__TASK__: Copy the lines starting with the line that contains "List UI elements" and going on through the line that contains "product-photo: ♜♟♟♜♞♟♟♞♝♟♟♝♚♟♟♚♛♟♟♛♝♟♟♝♞♟♟♞♜♟♟♜ 1234567…", swapping "latch-pin" for "hinge-pin" and keeping everything else the same.
* * *
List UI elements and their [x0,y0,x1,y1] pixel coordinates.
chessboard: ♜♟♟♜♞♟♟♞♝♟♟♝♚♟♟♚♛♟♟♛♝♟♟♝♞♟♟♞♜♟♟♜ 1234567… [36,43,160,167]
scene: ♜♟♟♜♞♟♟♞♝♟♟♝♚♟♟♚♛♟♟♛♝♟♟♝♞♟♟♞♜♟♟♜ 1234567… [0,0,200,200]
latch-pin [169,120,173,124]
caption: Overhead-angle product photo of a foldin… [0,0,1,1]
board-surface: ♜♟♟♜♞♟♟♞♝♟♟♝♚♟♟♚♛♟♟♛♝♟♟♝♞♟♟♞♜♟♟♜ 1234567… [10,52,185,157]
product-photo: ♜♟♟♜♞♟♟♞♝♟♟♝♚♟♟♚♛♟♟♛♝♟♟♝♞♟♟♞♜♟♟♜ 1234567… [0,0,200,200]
* * *
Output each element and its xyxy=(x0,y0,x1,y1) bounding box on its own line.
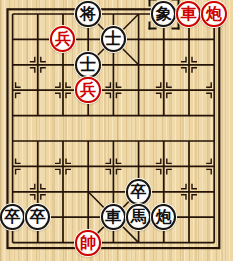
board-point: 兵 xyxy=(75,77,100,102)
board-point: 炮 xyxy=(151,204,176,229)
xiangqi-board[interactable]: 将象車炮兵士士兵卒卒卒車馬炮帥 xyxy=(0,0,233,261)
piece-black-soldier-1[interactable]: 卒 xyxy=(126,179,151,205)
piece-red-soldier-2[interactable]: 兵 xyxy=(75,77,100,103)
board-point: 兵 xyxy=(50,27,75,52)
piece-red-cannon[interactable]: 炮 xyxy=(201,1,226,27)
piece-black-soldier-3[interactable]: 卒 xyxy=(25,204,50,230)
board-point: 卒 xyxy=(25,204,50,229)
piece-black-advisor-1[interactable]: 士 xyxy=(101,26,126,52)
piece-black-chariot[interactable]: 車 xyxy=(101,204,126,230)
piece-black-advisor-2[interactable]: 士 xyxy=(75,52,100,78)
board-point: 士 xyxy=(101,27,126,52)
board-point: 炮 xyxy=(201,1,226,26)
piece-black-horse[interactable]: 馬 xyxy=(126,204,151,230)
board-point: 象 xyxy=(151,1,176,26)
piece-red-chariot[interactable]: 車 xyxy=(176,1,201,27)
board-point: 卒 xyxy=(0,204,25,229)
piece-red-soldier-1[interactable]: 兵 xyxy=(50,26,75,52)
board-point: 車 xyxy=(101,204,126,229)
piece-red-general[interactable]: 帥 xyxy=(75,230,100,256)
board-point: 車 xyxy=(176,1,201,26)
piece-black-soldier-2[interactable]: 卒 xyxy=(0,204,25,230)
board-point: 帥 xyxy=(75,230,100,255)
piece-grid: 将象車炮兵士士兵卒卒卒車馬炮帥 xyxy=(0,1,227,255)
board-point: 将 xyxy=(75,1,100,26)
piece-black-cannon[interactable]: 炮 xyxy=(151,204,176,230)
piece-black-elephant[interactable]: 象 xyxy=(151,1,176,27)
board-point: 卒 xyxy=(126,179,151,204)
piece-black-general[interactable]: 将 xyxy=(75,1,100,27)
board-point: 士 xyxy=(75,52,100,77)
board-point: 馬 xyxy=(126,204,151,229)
* * *
__TASK RESPONSE__:
List UI elements and their [x0,y0,x1,y1] pixel coordinates.
chessboard: ♜♟♟♜♞♟♟♞♝♟♟♝♚♟♟♚♛♟♟♛♝♟♟♝♞♟♟♞♜♟♟♜ 1234567… [36,43,160,167]
scene: ♜♟♟♜♞♟♟♞♝♟♟♝♚♟♟♚♛♟♟♛♝♟♟♝♞♟♟♞♜♟♟♜ 1234567… [0,0,200,200]
hinge-pin [169,120,173,124]
caption: Overhead-angle product photo of a foldin… [0,0,1,1]
board-surface: ♜♟♟♜♞♟♟♞♝♟♟♝♚♟♟♚♛♟♟♛♝♟♟♝♞♟♟♞♜♟♟♜ 1234567… [10,52,185,157]
product-photo: ♜♟♟♜♞♟♟♞♝♟♟♝♚♟♟♚♛♟♟♛♝♟♟♝♞♟♟♞♜♟♟♜ 1234567… [0,0,200,200]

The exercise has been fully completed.